GIVEN TEXT:
# question regarding router settings Hitachi M12V



## cttdc (Dec 22, 2008)

I understand in general the larger the router bit.....the slower the router speed. I have the Hitachi M12V router and the manual reads No Load Speed 8000rpm-20,000 rpm. However, the speed settings on the router reads 1-5. 

I have a router bit and the instructions read set router to 16,000 rpm. Should I just estimate that setting as a 4? Is there a chart/table that simplifies this so, I don't feel like I'm guessing?


----------



## bobj3 (Jan 17, 2006)

Hi cttdc

Give the chart below a look see it may help..
I will note I run mind on the number 2 setting almost all the time..
The Hitachi has tons of power,, speed = HP in routers  the router has a voice and will tell you when you need more power or less...you don't want to cook your bits  speed = heat as well 

========



cttdc said:


> I understand in general the larger the router bit.....the slower the router speed. I have the Hitachi M12V router and the manual reads No Load Speed 8000rpm-20,000 rpm. However, the speed settings on the router reads 1-5.
> 
> I have a router bit and the instructions read set router to 16,000 rpm. Should I just estimate that setting as a 4? Is there a chart/table that simplifies this so, I don't feel like I'm guessing?


----------



## cttdc (Dec 22, 2008)

thanks....... I'll keep a copy near my router table.


----------



## bobj3 (Jan 17, 2006)

You're Welcome cttdc 

====






cttdc said:


> thanks....... I'll keep a copy near my router table.


----------



## reuelt (Dec 29, 2008)

*M12V Speed setting*



cttdc said:


> I understand in general the larger the router bit.....the slower the router speed. I have the Hitachi M12V router and the manual reads No Load Speed 8000rpm-20,000 rpm. However, the speed settings on the router reads 1-5.
> 
> I have a router bit and the instructions read set router to 16,000 rpm. Should I just estimate that setting as a 4? Is there a chart/table that simplifies this so, I don't feel like I'm guessing?




I have a M12V (not the newer M12V2)
Dial is only 1 to 5 so Bob's chart (with 1-6) must be for another router.

Dial = RPM (no load)
1 = 8000RPM
2= 11,000RPM
3= 14,000RPM
4= 17,000RPM
5= 20,000RPM

Since dial is continuously variable, RPM is not in steps. But the slowest speed being 8000RPM makes the M12V better than many other routers for larger diameter bits.


Reuel


----------



## WIHaltom (Oct 24, 2008)

Does the chart hold true for most brands of routers with speed adjustments from 1 - 6? My Craftsman routers have 1 - 6 markings on the speed control but claim speeds of 12,000 to 25,000. I tried listening for the "voice" but I guess I don't speak router fluently enough yet (Ha).


----------



## bobj3 (Jan 17, 2006)

Hi WIHaltom

It would be so nice if all the routers use one chart for the speed setting but they don't so that's why you must listen to the voice of the router and the bit...it's takes time but it's about the same with a stick shift in a car or truck in time you get the hang of it by the voice of the eng..

WRITTEN INSTRUCTION 1: In the router speed thread, what no-load speed corresponds to dial setting 3 on the M12V?
WRITTEN INSTRUCTION 2: Retype the stretch of the router speed thread from "Dial is only" through "larger diameter bits.".

STORED DATA:
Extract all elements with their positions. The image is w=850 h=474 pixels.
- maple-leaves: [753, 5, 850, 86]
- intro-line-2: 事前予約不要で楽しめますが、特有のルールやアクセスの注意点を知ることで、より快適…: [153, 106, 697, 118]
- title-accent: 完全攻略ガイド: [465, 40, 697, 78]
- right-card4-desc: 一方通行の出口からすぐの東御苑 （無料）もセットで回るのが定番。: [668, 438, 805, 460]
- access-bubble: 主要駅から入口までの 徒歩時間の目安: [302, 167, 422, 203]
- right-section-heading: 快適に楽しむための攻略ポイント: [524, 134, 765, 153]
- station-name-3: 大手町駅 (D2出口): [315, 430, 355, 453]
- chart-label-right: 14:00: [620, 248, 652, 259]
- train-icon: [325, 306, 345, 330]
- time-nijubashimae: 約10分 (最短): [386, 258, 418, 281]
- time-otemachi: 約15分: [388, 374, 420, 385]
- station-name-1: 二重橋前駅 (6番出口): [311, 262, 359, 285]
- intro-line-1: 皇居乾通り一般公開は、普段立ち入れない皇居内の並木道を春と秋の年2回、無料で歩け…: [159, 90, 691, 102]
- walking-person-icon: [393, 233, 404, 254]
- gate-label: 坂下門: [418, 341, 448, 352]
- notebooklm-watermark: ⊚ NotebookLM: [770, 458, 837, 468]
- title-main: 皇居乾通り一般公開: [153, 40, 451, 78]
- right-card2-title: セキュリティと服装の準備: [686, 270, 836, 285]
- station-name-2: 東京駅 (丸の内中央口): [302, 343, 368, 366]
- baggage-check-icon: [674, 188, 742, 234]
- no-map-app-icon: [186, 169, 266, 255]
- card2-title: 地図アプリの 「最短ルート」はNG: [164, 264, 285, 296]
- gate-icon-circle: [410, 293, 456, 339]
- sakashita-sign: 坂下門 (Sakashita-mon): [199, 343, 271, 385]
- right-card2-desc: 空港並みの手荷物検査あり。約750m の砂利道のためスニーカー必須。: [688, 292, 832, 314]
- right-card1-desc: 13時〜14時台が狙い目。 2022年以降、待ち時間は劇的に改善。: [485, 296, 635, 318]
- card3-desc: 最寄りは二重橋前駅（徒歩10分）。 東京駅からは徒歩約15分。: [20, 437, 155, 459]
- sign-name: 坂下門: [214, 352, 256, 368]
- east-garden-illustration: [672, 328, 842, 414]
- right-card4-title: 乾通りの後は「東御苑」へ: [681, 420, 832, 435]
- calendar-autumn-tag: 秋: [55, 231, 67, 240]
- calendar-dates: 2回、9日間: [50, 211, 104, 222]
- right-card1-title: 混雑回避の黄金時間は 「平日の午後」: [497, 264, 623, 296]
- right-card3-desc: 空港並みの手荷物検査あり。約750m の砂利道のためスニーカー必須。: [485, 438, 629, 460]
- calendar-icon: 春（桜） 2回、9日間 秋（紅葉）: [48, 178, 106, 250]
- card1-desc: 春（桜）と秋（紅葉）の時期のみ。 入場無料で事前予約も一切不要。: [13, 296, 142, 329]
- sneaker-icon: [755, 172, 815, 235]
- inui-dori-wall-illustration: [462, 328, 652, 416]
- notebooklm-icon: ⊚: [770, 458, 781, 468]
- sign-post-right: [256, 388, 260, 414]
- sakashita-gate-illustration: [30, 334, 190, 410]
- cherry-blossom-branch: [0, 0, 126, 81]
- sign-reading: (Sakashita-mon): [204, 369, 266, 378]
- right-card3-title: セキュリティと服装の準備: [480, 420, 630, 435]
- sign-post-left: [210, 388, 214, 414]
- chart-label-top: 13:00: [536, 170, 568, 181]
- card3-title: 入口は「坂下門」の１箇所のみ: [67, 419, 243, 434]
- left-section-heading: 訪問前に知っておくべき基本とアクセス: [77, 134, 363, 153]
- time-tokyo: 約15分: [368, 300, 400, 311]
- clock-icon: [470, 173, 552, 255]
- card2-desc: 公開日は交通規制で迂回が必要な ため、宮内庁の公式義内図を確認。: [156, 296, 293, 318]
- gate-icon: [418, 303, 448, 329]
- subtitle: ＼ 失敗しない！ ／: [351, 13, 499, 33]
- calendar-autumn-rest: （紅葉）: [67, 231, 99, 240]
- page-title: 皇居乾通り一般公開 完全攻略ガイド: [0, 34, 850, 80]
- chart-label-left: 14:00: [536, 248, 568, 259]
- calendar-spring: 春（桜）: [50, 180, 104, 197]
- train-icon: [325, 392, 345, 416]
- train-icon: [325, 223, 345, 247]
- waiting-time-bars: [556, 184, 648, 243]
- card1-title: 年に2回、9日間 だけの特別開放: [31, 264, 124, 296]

EXERCISE SOLUTION 1: 14,000 RPM

EXERCISE SOLUTION 2:
Dial is only 1 to 5 so Bob's chart (with 1-6) must be for another router.

Dial = RPM (no load)
1 = 8000RPM
2= 11,000RPM
3= 14,000RPM
4= 17,000RPM
5= 20,000RPM

Since dial is continuously variable, RPM is not in steps. But the slowest speed being 8000RPM makes the M12V better than many other routers for larger diameter bits.